[Collected data entries]
## BEGIN

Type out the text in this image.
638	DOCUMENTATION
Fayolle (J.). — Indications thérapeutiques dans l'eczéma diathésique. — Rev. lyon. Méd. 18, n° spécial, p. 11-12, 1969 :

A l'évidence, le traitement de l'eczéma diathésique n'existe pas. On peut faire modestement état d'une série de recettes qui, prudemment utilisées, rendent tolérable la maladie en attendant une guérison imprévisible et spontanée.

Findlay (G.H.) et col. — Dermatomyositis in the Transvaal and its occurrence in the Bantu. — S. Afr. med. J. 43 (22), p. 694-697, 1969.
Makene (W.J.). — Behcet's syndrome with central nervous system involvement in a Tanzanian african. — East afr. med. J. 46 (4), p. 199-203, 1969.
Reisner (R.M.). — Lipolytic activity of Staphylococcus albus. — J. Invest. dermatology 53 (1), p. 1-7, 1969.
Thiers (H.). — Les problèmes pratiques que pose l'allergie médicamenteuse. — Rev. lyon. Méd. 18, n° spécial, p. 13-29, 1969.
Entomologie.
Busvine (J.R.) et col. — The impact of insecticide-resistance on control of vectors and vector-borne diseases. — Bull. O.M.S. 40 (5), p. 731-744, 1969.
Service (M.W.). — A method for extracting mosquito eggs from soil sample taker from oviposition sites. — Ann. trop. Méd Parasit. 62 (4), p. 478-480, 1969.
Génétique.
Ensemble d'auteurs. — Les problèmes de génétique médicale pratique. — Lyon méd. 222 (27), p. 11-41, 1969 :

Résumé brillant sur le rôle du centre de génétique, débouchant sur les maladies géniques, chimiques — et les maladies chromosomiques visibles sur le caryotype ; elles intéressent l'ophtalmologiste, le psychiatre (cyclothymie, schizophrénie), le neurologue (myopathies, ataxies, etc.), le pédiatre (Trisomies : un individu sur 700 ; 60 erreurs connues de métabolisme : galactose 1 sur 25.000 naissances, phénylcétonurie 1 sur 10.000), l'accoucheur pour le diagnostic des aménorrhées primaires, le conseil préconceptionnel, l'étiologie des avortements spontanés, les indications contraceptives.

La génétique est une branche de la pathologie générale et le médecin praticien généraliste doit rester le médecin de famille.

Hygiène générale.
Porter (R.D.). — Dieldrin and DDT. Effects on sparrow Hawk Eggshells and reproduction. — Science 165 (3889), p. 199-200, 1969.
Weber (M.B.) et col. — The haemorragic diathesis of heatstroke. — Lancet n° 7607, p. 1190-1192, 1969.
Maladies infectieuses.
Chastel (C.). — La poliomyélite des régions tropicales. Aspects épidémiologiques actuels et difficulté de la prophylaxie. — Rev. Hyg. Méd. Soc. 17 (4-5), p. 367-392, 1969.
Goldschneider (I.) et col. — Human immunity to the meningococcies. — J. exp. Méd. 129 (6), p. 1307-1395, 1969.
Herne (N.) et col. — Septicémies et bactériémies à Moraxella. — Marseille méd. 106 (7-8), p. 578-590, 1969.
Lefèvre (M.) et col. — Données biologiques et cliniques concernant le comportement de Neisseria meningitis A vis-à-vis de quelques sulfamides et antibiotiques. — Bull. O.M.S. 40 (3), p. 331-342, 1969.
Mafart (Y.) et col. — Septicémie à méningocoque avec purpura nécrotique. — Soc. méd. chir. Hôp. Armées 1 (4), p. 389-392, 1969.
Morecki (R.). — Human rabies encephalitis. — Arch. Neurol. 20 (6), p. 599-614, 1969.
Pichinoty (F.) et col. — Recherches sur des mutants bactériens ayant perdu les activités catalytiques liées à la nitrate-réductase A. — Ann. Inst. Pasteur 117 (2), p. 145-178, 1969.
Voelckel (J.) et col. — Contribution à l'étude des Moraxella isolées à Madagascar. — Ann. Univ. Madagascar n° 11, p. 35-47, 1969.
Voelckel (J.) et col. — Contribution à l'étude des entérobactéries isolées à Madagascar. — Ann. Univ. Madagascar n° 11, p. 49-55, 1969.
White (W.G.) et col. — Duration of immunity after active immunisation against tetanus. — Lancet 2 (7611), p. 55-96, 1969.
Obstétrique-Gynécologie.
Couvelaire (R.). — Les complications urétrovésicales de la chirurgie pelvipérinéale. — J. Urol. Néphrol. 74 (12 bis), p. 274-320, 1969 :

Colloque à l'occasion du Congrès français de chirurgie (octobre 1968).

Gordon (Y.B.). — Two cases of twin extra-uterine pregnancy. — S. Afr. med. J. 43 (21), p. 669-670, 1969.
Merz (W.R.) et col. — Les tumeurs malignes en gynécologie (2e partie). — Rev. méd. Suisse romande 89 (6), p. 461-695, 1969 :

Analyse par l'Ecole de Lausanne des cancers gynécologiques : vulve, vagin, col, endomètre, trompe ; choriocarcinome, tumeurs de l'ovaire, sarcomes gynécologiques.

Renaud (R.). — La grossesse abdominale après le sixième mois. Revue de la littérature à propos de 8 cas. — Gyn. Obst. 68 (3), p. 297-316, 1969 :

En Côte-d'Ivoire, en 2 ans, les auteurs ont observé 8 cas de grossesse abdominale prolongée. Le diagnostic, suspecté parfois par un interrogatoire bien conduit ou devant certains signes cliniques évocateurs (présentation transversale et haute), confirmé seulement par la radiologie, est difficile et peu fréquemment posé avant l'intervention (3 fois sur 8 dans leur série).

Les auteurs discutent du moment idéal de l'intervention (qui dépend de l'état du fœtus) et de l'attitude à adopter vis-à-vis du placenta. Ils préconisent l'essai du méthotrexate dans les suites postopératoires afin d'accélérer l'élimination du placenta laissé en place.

## END

» **YOUR INSTRUCTIONS**:
Copy each line from the records above that includes the string "Moraxella".

» **FINAL ANSWER**:
Herne (N.) et col. — Septicémies et bactériémies à Moraxella. — Marseille méd. 106 (7-8), p. 578-590, 1969.
Voelckel (J.) et col. — Contribution à l'étude des Moraxella isolées à Madagascar. — Ann. Univ. Madagascar n° 11, p. 35-47, 1969.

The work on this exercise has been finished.